**Task instructions:** From the listing below, pull out the lines that hold "стабильно".

(Records excerpted from a collection)

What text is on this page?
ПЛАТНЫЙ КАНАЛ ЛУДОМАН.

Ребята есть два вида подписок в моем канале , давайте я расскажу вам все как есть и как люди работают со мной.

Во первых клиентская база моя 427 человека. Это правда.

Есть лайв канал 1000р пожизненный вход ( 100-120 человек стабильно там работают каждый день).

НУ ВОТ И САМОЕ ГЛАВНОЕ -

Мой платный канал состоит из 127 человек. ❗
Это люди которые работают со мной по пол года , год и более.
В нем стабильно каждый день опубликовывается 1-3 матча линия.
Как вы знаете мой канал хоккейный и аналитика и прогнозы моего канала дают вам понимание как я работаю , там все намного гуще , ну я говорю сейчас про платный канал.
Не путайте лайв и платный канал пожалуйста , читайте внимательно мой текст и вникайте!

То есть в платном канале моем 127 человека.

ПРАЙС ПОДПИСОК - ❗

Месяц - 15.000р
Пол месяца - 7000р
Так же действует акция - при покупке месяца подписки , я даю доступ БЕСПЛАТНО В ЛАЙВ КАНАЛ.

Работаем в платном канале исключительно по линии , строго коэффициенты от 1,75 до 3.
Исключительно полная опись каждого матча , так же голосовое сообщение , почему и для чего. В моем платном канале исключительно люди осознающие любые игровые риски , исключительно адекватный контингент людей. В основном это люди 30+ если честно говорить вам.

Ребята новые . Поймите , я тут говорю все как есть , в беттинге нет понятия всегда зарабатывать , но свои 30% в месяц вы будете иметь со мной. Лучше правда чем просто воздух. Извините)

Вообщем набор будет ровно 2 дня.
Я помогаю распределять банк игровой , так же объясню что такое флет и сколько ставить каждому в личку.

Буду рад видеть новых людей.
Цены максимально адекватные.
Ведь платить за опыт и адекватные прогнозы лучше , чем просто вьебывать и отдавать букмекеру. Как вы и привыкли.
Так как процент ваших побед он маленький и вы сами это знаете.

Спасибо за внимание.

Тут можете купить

==

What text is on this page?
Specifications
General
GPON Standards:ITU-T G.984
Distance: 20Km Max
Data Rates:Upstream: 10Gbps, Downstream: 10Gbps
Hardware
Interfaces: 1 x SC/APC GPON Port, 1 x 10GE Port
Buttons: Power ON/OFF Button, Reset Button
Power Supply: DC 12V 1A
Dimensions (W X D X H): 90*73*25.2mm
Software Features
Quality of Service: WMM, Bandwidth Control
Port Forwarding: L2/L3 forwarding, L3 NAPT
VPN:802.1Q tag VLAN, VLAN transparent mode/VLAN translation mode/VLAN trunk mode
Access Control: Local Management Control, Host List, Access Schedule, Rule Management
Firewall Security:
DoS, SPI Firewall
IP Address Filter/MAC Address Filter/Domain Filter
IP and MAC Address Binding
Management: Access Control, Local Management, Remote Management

**Complete answer:**
Есть лайв канал 1000р пожизненный вход ( 100-120 человек стабильно там работают каждый день).
В нем стабильно каждый день опубликовывается 1-3 матча линия.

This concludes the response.